DATA.

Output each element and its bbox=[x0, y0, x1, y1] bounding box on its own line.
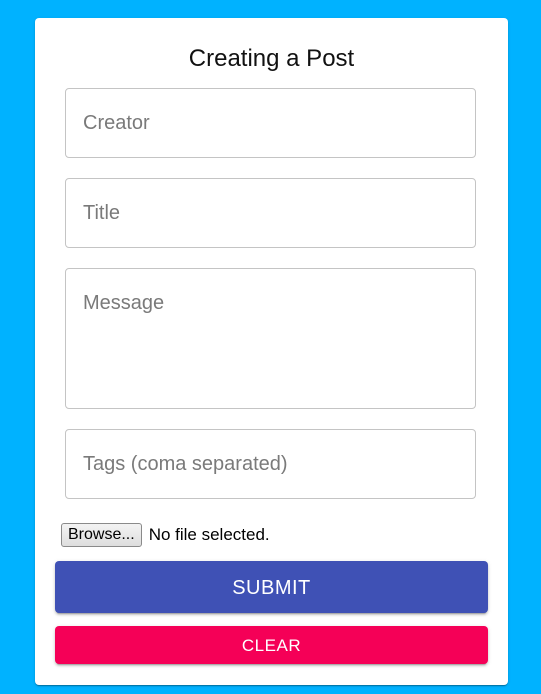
post-form-card: Creating a Post Browse... No file select… bbox=[35, 18, 508, 685]
title-input[interactable] bbox=[66, 179, 475, 247]
title-field[interactable] bbox=[65, 178, 476, 248]
submit-button[interactable]: SUBMIT bbox=[55, 561, 488, 613]
message-textarea[interactable] bbox=[66, 269, 475, 408]
message-field[interactable] bbox=[65, 268, 476, 409]
browse-button[interactable]: Browse... bbox=[61, 523, 142, 547]
file-upload-row: Browse... No file selected. bbox=[61, 523, 270, 547]
form-heading: Creating a Post bbox=[188, 45, 355, 72]
tags-field[interactable] bbox=[65, 429, 476, 499]
creator-field[interactable] bbox=[65, 88, 476, 158]
tags-input[interactable] bbox=[66, 430, 475, 498]
creator-input[interactable] bbox=[66, 89, 475, 157]
clear-button[interactable]: CLEAR bbox=[55, 626, 488, 664]
file-status-text: No file selected. bbox=[148, 525, 270, 544]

TASK. Reproduce the material above line for line, without alteration, but omit the pictures from your answer.

COMPLETE ANSWER.
Output each element and its bbox=[x0, y0, x1, y1] bounding box on its own line.
post-form-card: Creating a Post Browse... No file select… bbox=[35, 18, 508, 685]
title-input[interactable] bbox=[66, 179, 475, 247]
title-field[interactable] bbox=[65, 178, 476, 248]
submit-button[interactable]: SUBMIT bbox=[55, 561, 488, 613]
message-textarea[interactable] bbox=[66, 269, 475, 408]
message-field[interactable] bbox=[65, 268, 476, 409]
browse-button[interactable]: Browse... bbox=[61, 523, 142, 547]
file-upload-row: Browse... No file selected. bbox=[61, 523, 270, 547]
form-heading: Creating a Post bbox=[188, 45, 355, 72]
tags-field[interactable] bbox=[65, 429, 476, 499]
creator-field[interactable] bbox=[65, 88, 476, 158]
tags-input[interactable] bbox=[66, 430, 475, 498]
creator-input[interactable] bbox=[66, 89, 475, 157]
clear-button[interactable]: CLEAR bbox=[55, 626, 488, 664]
file-status-text: No file selected. bbox=[148, 525, 270, 544]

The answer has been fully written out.